[Extracted data entries]
□ □ □ □ □
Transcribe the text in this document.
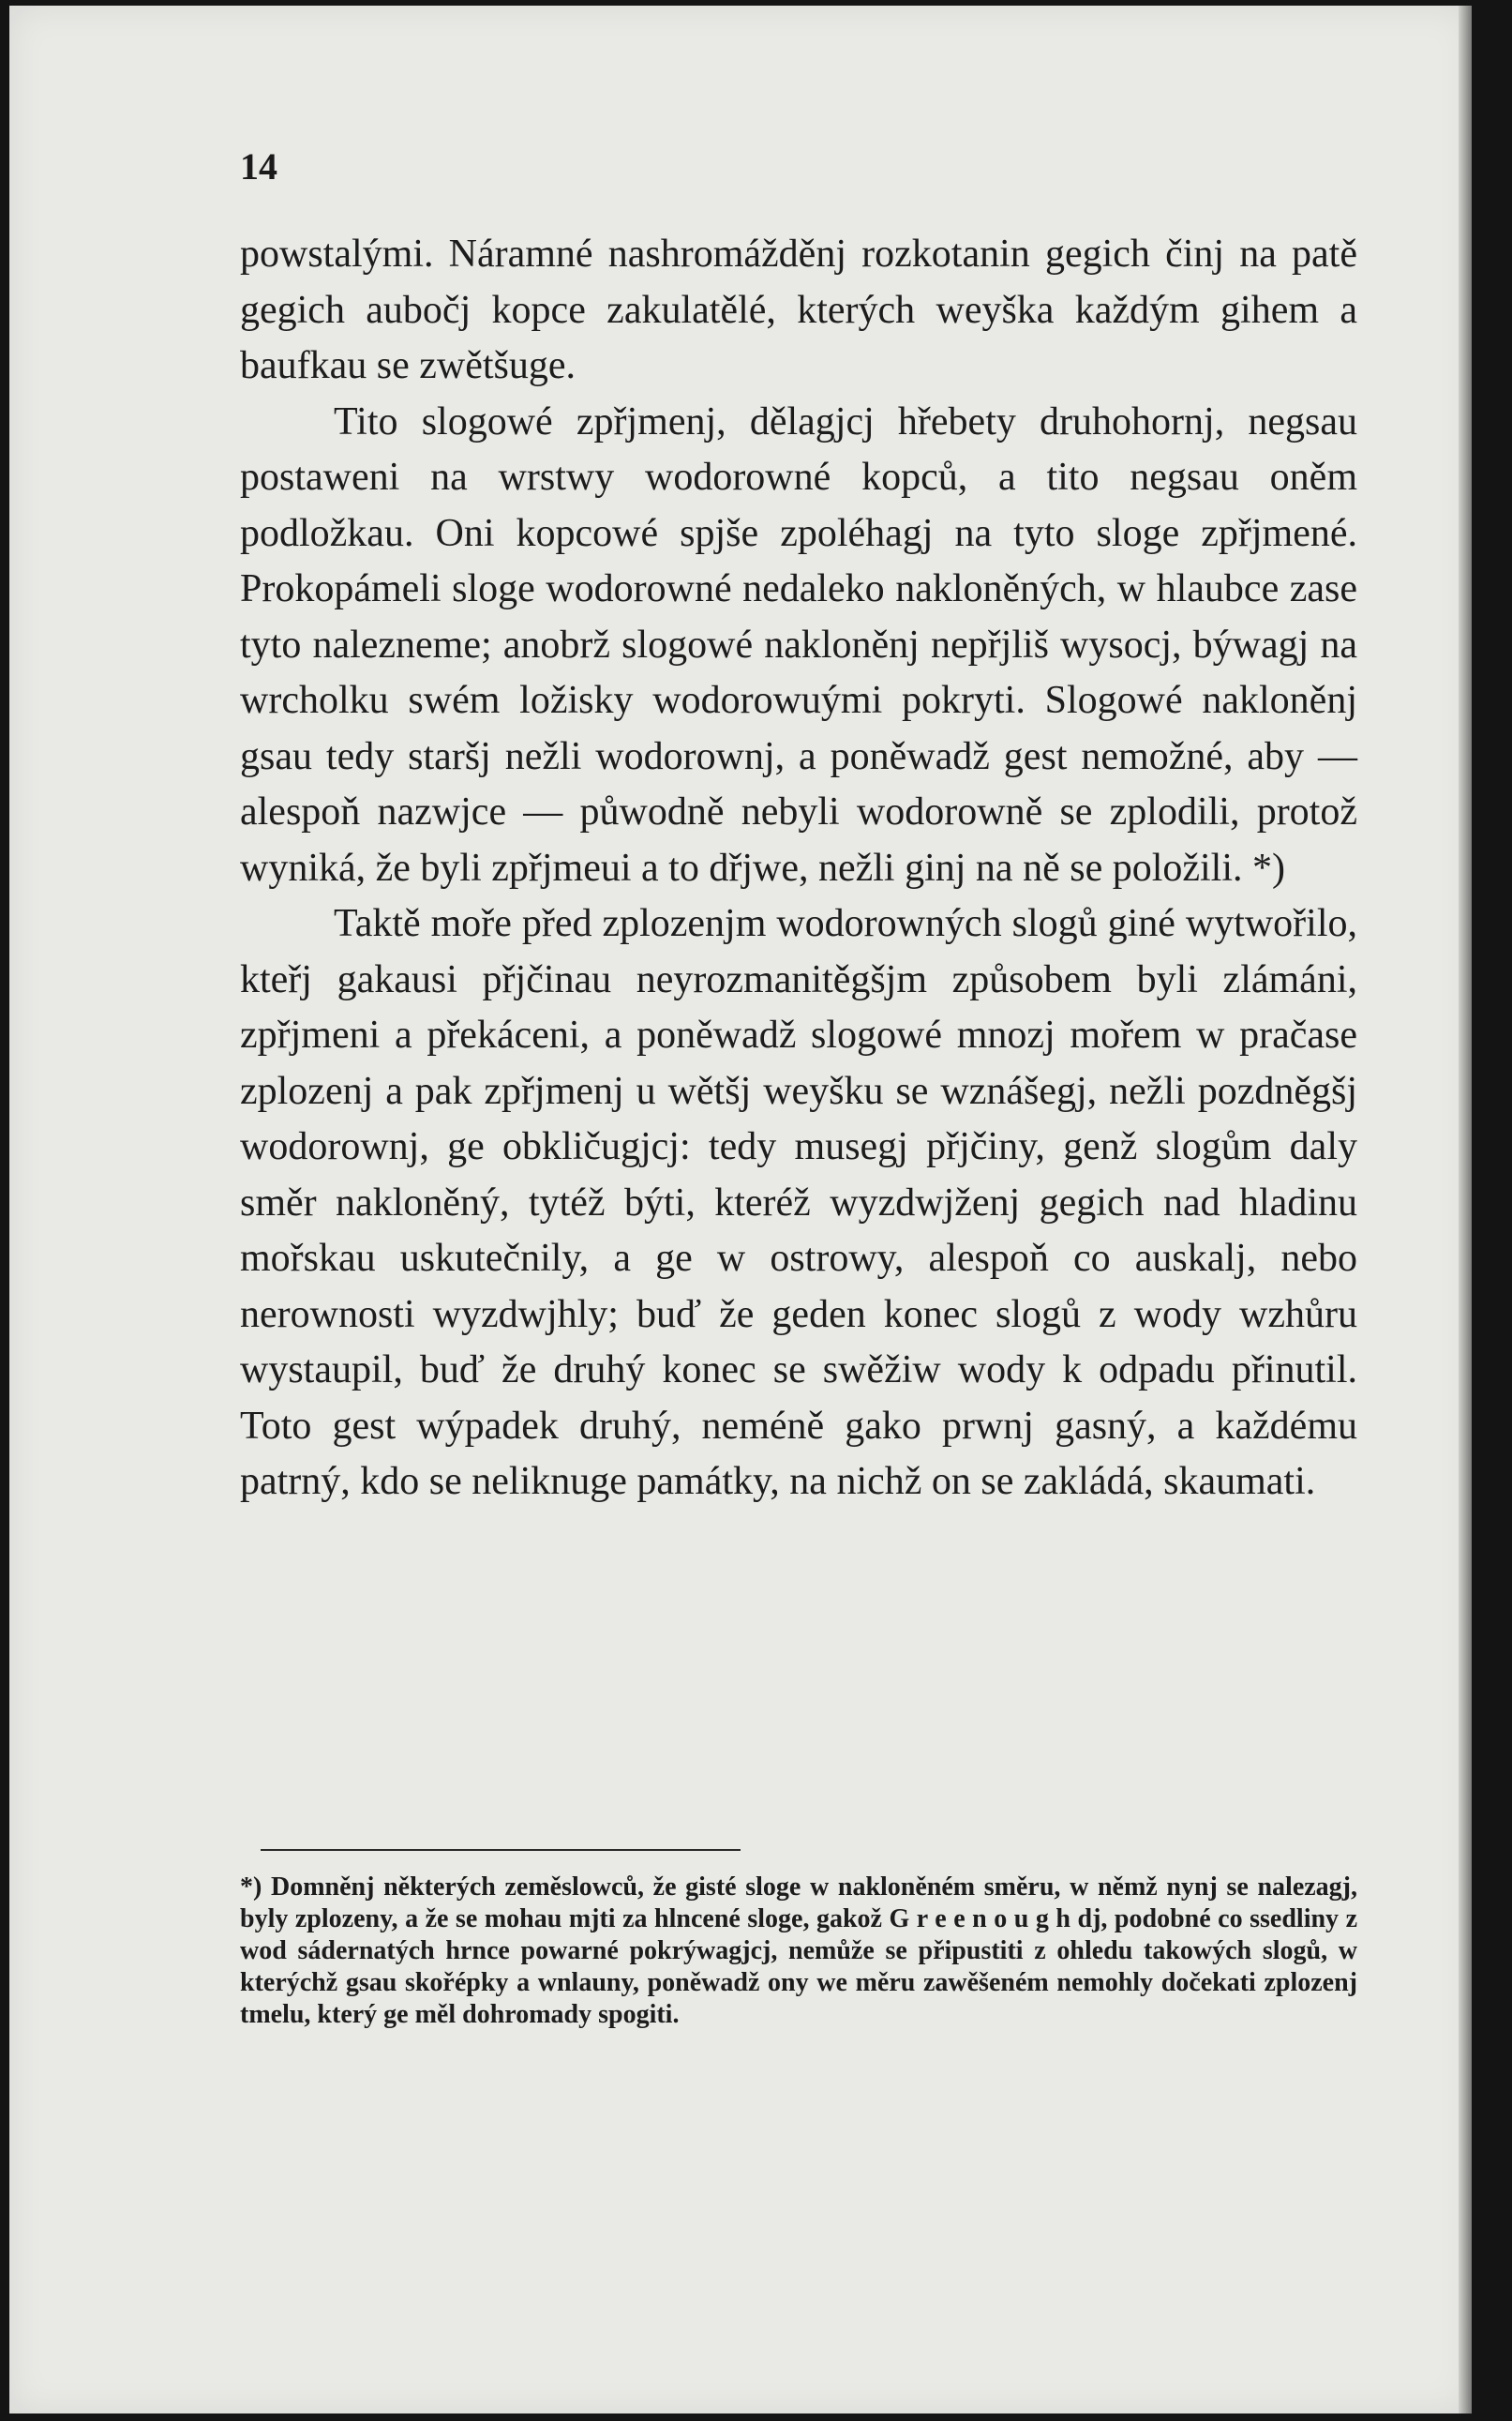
14

powstalými. Náramné nashromážděnj rozkotanin gegich činj na patě gegich aubočj kopce zakulatělé, kterých weyška každým gihem a baufkau se zwětšuge.

Tito slogowé zpřjmenj, dělagjcj hřebety druhohornj, negsau postaweni na wrstwy wodorowné kopců, a tito negsau oněm podložkau. Oni kopcowé spjše zpoléhagj na tyto sloge zpřjmené. Prokopámeli sloge wodorowné nedaleko nakloněných, w hlaubce zase tyto nalezneme; anobrž slogowé nakloněnj nepřjliš wysocj, býwagj na wrcholku swém ložisky wodorowuými pokryti. Slogowé nakloněnj gsau tedy staršj nežli wodorownj, a poněwadž gest nemožné, aby — alespoň nazwjce — půwodně nebyli wodorowně se zplodili, protož wyniká, že byli zpřjmeui a to dřjwe, nežli ginj na ně se položili. *)

Taktě moře před zplozenjm wodorowných slogů giné wytwořilo, kteřj gakausi přjčinau neyrozmanitěgšjm způsobem byli zlámáni, zpřjmeni a překáceni, a poněwadž slogowé mnozj mořem w pračase zplozenj a pak zpřjmenj u wětšj weyšku se wznášegj, nežli pozdněgšj wodorownj, ge obkličugjcj: tedy musegj přjčiny, genž slogům daly směr nakloněný, tytéž býti, kteréž wyzdwjženj gegich nad hladinu mořskau uskutečnily, a ge w ostrowy, alespoň co auskalj, nebo nerownosti wyzdwjhly; buď že geden konec slogů z wody wzhůru wystaupil, buď že druhý konec se swěžiw wody k odpadu přinutil. Toto gest wýpadek druhý, neméně gako prwnj gasný, a každému patrný, kdo se neliknuge památky, na nichž on se zakládá, skaumati.

*) Domněnj některých zeměslowců, že gisté sloge w nakloněném směru, w němž nynj se nalezagj, byly zplozeny, a že se mohau mjti za hlncené sloge, gakož G r e e n o u g h dj, podobné co ssedliny z wod sádernatých hrnce powarné pokrýwagjcj, nemůže se připustiti z ohledu takowých slogů, w kterýchž gsau skořépky a wnlauny, poněwadž ony we měru zawěšeném nemohly dočekati zplozenj tmelu, který ge měl dohromady spogiti.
□ □ □ □ □
Job: Reproduce the material above verbatim; omit every picture.

Exercise answer:
Transcribe the text in this document.
14

powstalými. Náramné nashromážděnj rozkotanin gegich činj na patě gegich aubočj kopce zakulatělé, kterých weyška každým gihem a baufkau se zwětšuge.

Tito slogowé zpřjmenj, dělagjcj hřebety druhohornj, negsau postaweni na wrstwy wodorowné kopců, a tito negsau oněm podložkau. Oni kopcowé spjše zpoléhagj na tyto sloge zpřjmené. Prokopámeli sloge wodorowné nedaleko nakloněných, w hlaubce zase tyto nalezneme; anobrž slogowé nakloněnj nepřjliš wysocj, býwagj na wrcholku swém ložisky wodorowuými pokryti. Slogowé nakloněnj gsau tedy staršj nežli wodorownj, a poněwadž gest nemožné, aby — alespoň nazwjce — půwodně nebyli wodorowně se zplodili, protož wyniká, že byli zpřjmeui a to dřjwe, nežli ginj na ně se položili. *)

Taktě moře před zplozenjm wodorowných slogů giné wytwořilo, kteřj gakausi přjčinau neyrozmanitěgšjm způsobem byli zlámáni, zpřjmeni a překáceni, a poněwadž slogowé mnozj mořem w pračase zplozenj a pak zpřjmenj u wětšj weyšku se wznášegj, nežli pozdněgšj wodorownj, ge obkličugjcj: tedy musegj přjčiny, genž slogům daly směr nakloněný, tytéž býti, kteréž wyzdwjženj gegich nad hladinu mořskau uskutečnily, a ge w ostrowy, alespoň co auskalj, nebo nerownosti wyzdwjhly; buď že geden konec slogů z wody wzhůru wystaupil, buď že druhý konec se swěžiw wody k odpadu přinutil. Toto gest wýpadek druhý, neméně gako prwnj gasný, a každému patrný, kdo se neliknuge památky, na nichž on se zakládá, skaumati.

*) Domněnj některých zeměslowců, že gisté sloge w nakloněném směru, w němž nynj se nalezagj, byly zplozeny, a že se mohau mjti za hlncené sloge, gakož G r e e n o u g h dj, podobné co ssedliny z wod sádernatých hrnce powarné pokrýwagjcj, nemůže se připustiti z ohledu takowých slogů, w kterýchž gsau skořépky a wnlauny, poněwadž ony we měru zawěšeném nemohly dočekati zplozenj tmelu, který ge měl dohromady spogiti.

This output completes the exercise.